Stated task ::
Would you pull out every line of the material that contains the string "ambiente"?
'''
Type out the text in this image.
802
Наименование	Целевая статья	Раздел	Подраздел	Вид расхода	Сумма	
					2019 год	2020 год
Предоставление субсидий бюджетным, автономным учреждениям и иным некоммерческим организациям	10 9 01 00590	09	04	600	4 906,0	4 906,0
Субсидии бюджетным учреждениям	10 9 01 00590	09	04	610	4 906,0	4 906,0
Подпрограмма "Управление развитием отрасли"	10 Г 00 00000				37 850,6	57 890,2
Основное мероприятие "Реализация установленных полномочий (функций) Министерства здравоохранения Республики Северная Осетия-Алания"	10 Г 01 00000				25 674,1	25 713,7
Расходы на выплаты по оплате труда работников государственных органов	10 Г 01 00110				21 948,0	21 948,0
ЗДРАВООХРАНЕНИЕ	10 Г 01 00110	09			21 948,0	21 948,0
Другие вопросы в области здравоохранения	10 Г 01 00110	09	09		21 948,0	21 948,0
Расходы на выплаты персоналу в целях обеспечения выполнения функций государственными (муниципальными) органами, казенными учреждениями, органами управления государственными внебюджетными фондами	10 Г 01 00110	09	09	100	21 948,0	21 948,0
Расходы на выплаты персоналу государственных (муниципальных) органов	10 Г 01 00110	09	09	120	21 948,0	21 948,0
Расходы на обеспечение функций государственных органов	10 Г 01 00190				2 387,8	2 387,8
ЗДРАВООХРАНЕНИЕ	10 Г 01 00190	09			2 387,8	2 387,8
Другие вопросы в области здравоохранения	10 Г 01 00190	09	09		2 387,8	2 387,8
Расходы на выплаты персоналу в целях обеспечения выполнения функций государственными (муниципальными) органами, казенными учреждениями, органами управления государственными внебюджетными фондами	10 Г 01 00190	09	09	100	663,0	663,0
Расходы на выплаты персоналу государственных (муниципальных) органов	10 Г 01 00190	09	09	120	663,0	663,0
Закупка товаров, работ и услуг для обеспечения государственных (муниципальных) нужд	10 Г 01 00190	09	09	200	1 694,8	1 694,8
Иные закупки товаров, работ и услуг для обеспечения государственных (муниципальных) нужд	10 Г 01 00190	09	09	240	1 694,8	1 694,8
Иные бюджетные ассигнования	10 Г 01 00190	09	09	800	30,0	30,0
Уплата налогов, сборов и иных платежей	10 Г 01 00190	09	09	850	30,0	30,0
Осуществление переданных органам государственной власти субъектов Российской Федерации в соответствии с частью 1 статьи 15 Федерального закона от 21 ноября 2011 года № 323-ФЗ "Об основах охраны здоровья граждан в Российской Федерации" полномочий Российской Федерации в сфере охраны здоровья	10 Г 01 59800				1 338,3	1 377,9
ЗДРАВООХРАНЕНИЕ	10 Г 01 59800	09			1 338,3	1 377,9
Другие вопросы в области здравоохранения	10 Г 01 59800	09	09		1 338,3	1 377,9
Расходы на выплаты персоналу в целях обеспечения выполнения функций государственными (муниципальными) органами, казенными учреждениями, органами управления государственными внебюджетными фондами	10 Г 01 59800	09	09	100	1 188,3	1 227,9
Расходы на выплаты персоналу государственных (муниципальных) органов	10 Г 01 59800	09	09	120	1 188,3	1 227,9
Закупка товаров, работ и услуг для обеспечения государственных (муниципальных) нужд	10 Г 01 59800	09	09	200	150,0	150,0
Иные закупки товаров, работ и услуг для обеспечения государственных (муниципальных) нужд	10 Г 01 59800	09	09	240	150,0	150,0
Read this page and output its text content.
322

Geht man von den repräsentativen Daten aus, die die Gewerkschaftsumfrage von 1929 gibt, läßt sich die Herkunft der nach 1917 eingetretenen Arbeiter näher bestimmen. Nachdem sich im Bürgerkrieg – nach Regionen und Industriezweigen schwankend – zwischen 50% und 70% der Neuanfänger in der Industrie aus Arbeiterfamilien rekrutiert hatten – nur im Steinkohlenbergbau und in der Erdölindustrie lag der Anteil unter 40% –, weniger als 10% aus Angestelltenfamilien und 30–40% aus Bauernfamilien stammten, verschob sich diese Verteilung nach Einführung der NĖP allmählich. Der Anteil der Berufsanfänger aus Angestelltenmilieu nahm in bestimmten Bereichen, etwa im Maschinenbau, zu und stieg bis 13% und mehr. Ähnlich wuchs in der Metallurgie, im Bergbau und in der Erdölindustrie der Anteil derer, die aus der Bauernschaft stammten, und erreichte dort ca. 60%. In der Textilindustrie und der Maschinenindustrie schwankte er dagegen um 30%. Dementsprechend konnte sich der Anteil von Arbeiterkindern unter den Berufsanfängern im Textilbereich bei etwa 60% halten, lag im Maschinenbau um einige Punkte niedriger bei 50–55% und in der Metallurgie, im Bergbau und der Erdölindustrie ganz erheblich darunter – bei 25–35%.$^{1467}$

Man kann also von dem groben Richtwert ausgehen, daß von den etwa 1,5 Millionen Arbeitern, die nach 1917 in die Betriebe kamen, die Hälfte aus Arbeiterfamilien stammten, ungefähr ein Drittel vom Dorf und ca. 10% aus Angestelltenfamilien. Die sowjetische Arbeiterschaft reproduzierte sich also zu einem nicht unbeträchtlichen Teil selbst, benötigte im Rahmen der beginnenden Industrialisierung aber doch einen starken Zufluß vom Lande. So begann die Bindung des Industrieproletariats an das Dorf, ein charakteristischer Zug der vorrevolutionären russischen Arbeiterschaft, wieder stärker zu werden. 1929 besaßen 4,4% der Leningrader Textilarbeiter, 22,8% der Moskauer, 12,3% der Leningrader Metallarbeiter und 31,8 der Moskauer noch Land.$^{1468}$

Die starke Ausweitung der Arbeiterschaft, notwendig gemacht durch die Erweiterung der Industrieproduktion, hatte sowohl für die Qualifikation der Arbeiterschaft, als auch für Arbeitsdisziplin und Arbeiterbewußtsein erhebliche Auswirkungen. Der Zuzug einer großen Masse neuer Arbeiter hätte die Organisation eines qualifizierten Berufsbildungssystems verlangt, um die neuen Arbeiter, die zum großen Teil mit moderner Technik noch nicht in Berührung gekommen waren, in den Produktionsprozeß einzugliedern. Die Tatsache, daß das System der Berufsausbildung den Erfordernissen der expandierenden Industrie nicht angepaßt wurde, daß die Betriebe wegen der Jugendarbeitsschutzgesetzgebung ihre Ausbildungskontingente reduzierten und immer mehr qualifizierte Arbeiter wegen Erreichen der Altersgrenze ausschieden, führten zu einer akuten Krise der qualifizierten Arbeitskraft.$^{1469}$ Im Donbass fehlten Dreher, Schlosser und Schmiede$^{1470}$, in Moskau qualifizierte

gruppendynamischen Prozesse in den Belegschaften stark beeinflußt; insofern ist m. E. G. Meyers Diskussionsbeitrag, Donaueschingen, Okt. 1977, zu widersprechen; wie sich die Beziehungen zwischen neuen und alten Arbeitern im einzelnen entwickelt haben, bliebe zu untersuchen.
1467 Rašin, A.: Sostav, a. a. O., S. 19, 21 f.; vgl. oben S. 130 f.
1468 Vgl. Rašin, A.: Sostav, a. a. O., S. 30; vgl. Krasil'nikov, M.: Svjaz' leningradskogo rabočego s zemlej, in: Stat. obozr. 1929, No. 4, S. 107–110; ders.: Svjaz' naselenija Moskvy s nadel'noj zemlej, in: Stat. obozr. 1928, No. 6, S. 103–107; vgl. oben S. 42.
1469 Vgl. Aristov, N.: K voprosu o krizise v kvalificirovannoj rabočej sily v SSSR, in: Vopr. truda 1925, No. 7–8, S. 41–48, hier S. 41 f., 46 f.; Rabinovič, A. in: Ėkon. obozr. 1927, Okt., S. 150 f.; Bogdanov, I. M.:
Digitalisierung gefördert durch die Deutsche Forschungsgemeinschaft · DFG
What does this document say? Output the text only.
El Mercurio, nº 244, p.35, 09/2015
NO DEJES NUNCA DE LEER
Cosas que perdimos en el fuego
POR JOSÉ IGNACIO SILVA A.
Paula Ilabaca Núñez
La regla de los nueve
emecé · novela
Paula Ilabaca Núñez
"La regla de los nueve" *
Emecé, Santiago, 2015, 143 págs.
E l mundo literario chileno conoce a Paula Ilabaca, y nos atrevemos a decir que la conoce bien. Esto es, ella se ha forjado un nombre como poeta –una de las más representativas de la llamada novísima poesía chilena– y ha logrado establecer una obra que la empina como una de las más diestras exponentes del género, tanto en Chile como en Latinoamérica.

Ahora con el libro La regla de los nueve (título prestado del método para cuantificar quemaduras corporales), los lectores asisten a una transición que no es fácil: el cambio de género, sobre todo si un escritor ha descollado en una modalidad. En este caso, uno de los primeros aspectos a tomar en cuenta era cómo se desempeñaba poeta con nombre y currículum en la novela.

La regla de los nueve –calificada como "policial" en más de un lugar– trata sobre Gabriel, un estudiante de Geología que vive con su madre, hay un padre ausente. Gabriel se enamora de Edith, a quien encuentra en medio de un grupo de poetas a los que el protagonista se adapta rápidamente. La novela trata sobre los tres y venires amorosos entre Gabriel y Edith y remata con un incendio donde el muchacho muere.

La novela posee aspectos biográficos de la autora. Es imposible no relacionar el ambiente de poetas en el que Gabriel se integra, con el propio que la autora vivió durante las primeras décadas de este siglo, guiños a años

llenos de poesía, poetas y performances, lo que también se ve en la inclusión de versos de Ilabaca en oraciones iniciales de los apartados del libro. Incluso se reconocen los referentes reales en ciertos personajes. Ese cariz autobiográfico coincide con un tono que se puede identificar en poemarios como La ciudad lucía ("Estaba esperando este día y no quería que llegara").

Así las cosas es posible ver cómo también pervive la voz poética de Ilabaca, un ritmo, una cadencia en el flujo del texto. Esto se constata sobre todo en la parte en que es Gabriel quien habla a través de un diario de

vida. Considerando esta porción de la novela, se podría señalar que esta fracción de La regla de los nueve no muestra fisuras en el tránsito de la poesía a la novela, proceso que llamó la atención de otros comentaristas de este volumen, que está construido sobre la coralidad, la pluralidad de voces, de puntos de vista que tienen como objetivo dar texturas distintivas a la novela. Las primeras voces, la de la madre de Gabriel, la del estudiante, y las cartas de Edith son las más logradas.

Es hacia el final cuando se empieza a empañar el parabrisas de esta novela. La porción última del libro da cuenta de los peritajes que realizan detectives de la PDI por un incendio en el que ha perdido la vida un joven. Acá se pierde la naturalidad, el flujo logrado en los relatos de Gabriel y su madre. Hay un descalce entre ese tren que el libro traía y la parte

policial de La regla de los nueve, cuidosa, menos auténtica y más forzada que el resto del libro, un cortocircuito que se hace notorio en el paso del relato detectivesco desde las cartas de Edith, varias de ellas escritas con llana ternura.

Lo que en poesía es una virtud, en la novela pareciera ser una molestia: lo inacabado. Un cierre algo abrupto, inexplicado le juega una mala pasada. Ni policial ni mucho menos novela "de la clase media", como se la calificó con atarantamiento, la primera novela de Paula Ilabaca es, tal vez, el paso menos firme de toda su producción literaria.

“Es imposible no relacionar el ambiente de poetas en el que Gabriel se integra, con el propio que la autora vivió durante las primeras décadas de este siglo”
'''
Solution ::
La novela posee aspectos biográficos de la autora. Es imposible no relacionar el ambiente de poetas en el que Gabriel se integra, con el propio que la autora vivió durante las primeras décadas de este siglo, guiños a años
“Es imposible no relacionar el ambiente de poetas en el que Gabriel se integra, con el propio que la autora vivió durante las primeras décadas de este siglo”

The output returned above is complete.